Stored records:
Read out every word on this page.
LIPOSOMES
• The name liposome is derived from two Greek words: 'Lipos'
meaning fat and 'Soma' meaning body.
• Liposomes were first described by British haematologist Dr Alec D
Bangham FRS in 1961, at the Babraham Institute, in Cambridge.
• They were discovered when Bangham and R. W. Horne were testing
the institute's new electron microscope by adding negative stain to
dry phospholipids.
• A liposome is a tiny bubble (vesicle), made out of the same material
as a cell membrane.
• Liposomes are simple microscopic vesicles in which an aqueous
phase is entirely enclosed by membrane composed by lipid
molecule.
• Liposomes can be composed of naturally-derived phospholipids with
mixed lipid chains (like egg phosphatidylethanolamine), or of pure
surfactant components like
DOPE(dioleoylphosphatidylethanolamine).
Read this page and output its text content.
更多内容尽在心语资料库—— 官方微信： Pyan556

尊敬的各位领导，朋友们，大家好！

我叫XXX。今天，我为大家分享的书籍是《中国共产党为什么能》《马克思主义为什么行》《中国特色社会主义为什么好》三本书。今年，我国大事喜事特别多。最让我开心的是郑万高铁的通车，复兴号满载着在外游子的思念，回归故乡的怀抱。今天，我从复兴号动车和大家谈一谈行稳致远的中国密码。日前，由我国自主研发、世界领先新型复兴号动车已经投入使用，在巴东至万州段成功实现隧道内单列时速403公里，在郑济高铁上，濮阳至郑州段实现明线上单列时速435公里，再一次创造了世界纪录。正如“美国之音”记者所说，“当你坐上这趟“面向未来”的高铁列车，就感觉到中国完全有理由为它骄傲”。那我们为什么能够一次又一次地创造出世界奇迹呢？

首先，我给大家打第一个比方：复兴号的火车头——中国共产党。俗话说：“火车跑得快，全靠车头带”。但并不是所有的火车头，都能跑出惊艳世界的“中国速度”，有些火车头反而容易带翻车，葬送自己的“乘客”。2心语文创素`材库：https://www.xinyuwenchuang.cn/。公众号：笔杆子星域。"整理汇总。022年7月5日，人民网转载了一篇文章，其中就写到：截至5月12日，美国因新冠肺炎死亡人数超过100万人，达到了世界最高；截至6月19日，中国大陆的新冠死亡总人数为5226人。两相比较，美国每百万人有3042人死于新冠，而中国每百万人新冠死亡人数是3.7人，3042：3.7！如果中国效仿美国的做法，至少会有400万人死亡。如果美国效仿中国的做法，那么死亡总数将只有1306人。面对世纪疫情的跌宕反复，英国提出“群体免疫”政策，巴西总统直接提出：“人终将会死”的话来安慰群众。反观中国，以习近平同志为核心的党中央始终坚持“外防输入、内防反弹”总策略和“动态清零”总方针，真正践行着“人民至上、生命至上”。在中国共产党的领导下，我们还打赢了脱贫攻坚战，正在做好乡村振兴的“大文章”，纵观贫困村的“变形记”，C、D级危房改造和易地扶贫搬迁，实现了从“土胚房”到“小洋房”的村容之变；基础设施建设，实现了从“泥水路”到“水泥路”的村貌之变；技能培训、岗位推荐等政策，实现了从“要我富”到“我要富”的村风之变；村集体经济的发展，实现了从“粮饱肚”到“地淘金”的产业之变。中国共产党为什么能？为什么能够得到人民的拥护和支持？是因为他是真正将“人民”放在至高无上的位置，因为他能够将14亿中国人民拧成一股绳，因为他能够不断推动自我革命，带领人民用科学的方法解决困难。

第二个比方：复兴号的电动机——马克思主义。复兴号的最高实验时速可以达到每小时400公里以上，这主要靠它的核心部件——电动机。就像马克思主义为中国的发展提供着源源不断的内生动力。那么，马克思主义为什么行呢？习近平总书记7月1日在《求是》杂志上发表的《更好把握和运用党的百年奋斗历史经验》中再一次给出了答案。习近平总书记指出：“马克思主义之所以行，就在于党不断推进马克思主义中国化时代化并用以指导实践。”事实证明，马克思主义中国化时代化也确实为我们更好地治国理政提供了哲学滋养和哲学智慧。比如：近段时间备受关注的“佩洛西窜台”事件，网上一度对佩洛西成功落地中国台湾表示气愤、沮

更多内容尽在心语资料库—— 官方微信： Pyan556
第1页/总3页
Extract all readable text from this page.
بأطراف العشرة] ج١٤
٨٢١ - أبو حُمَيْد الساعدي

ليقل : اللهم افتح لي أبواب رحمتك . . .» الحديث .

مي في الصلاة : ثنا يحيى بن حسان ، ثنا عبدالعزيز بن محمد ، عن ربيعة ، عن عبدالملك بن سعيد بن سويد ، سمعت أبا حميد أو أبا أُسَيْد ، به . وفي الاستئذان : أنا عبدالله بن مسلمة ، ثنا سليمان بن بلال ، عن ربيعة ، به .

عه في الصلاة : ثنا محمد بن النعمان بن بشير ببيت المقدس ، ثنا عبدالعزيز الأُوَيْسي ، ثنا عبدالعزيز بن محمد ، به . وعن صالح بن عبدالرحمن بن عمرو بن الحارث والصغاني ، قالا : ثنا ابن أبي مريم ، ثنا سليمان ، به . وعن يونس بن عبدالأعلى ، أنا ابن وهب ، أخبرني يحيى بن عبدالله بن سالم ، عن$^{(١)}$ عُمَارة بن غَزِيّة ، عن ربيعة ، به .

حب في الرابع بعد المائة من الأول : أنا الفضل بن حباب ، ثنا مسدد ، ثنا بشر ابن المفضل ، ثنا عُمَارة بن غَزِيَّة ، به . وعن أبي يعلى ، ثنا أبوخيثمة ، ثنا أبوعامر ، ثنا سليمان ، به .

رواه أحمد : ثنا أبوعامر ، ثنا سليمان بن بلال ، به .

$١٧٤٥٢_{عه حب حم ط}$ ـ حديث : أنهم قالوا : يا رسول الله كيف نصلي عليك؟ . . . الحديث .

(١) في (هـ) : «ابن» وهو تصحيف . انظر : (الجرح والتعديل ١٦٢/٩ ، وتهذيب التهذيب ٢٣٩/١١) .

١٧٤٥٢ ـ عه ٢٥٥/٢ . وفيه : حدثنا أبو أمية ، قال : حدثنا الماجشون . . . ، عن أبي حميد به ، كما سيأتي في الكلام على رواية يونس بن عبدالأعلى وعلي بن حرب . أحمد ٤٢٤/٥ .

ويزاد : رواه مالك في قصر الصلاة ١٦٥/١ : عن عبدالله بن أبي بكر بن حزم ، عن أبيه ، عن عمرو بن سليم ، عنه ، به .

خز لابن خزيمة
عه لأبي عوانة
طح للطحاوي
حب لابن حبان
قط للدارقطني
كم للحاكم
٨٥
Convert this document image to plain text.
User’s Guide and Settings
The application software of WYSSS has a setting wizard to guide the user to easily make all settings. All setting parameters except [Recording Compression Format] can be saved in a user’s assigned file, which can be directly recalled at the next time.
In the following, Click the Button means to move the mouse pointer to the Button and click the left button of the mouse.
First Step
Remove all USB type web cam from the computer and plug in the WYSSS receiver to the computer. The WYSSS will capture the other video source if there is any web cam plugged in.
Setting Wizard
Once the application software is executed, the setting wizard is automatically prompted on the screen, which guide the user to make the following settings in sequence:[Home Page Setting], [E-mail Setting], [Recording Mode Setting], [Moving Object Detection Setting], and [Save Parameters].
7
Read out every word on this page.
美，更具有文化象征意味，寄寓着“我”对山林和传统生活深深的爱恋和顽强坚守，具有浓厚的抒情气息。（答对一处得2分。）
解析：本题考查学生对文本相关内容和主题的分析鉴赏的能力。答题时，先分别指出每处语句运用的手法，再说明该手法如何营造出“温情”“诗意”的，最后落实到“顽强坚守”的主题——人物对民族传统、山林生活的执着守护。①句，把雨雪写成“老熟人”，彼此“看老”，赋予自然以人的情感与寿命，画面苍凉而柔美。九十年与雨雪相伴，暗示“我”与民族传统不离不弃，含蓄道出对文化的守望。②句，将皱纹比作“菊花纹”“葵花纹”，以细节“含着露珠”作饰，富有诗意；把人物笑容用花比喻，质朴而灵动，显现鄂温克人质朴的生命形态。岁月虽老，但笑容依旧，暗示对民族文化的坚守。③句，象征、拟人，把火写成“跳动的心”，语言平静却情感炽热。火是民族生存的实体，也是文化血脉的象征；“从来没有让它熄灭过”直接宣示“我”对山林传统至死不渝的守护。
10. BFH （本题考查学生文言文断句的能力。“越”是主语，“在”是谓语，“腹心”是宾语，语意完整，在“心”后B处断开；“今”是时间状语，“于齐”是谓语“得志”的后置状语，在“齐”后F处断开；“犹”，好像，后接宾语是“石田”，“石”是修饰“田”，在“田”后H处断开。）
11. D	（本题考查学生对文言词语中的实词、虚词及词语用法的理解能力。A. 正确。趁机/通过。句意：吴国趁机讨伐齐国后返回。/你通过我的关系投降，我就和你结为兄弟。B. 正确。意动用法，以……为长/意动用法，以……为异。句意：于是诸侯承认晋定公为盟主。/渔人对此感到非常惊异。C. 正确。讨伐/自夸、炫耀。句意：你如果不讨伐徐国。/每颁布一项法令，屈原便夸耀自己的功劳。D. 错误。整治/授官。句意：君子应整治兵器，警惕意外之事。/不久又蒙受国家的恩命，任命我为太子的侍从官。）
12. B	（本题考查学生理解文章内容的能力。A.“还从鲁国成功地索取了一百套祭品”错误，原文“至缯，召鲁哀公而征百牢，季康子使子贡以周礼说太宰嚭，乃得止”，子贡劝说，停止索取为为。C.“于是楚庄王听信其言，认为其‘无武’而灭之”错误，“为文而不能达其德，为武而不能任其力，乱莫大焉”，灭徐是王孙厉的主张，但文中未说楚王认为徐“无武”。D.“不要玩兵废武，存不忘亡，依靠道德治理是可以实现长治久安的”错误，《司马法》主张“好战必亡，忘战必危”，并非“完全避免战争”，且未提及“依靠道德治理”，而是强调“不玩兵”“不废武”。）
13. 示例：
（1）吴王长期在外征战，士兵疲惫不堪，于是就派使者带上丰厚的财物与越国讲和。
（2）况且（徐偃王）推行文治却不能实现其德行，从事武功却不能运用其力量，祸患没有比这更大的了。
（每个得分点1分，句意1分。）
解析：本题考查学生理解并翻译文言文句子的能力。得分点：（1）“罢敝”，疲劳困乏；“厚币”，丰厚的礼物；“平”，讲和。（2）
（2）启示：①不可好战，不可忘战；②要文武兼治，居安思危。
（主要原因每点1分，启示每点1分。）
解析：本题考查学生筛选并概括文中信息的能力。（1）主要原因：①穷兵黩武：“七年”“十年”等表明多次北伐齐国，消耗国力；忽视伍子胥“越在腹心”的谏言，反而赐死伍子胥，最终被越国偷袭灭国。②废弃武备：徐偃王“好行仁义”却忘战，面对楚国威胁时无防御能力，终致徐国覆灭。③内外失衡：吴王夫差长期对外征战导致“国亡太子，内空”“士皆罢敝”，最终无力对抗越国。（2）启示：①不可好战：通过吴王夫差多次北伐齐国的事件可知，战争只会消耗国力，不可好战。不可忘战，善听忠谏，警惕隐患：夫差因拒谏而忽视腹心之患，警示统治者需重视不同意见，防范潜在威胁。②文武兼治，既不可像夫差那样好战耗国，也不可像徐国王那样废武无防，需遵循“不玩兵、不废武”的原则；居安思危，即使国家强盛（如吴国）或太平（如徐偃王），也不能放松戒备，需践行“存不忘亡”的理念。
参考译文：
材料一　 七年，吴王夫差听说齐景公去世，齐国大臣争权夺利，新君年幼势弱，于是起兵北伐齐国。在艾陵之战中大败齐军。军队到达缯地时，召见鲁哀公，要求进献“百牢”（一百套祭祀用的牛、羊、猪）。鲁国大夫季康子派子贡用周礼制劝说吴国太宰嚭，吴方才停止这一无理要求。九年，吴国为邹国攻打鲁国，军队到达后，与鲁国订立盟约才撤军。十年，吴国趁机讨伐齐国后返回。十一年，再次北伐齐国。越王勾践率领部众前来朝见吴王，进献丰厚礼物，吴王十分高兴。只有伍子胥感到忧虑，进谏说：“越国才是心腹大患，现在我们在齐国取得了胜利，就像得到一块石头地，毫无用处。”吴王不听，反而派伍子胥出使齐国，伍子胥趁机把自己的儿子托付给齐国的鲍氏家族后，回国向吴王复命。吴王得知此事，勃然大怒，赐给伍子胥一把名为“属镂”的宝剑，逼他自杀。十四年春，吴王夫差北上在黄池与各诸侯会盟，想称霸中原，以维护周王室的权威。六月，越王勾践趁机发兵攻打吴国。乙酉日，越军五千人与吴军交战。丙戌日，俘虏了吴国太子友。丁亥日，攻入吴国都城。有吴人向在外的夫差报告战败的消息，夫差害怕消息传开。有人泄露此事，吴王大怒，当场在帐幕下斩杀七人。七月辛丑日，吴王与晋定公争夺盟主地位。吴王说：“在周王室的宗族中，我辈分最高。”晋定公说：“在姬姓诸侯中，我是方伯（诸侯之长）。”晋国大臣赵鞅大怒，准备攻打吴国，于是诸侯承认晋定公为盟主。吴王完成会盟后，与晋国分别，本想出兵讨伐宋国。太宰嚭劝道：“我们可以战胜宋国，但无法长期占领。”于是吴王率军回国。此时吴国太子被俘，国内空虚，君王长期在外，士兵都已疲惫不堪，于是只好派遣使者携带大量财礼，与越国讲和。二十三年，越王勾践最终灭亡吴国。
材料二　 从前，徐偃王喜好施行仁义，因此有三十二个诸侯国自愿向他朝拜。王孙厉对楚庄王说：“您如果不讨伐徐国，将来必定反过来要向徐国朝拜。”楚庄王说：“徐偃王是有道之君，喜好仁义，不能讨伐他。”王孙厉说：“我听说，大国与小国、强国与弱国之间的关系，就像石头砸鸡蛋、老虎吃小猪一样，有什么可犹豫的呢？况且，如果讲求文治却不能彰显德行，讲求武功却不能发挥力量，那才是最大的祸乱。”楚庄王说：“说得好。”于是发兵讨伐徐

THE TASK: What is the number of lines in the data that hold the word "不可忘战"? Reply with that number and nothing else.

COMPLETE RESPONSE: 2